Given exercise: Show all lines from the listing below that contain "this".

--- BEGIN Information shown ---

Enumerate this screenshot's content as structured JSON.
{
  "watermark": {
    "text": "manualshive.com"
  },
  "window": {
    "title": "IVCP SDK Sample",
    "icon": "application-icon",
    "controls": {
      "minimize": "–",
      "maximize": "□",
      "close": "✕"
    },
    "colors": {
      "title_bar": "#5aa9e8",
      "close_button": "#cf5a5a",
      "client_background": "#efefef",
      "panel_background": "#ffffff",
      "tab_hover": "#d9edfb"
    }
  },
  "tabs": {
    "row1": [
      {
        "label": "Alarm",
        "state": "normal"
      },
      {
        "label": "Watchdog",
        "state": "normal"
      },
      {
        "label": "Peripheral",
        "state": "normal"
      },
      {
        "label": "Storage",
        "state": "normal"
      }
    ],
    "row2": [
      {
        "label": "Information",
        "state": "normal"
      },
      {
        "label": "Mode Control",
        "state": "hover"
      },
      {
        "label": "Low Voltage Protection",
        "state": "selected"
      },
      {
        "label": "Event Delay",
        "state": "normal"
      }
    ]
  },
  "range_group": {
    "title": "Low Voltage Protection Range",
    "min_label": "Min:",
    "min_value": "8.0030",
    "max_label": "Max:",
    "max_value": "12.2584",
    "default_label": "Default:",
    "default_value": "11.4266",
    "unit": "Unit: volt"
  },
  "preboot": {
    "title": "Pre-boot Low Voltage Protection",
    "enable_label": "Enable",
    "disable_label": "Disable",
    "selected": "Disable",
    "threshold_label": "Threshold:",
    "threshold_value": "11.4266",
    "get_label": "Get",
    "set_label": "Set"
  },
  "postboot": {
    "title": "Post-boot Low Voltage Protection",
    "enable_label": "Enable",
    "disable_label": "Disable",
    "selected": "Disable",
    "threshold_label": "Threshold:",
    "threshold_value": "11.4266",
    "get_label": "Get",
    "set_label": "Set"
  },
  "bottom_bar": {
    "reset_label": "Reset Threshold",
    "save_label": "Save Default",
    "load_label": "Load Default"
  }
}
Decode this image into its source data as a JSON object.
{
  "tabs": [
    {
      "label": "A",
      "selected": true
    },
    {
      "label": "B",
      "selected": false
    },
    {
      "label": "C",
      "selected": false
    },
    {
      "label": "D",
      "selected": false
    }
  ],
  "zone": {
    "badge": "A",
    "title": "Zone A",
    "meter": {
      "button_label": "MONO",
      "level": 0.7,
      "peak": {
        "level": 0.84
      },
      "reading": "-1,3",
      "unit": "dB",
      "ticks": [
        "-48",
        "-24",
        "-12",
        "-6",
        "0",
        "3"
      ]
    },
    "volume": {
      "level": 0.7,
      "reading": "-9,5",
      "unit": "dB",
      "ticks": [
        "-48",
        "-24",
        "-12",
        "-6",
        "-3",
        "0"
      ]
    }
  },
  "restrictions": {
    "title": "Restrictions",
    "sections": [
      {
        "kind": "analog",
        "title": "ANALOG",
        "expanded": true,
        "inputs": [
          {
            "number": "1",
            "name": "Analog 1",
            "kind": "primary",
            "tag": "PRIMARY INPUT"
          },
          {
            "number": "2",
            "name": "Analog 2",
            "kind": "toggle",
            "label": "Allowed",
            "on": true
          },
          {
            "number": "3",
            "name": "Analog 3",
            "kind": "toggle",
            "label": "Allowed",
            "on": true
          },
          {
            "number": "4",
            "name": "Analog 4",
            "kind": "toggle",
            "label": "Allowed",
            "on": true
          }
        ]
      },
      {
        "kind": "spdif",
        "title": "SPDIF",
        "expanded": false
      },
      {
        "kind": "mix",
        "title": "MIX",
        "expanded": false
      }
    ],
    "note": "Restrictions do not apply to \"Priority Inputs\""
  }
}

--- END Information shown ---

Expected output:
Enumerate this screenshot's content as structured JSON.
Decode this image into its source data as a JSON object.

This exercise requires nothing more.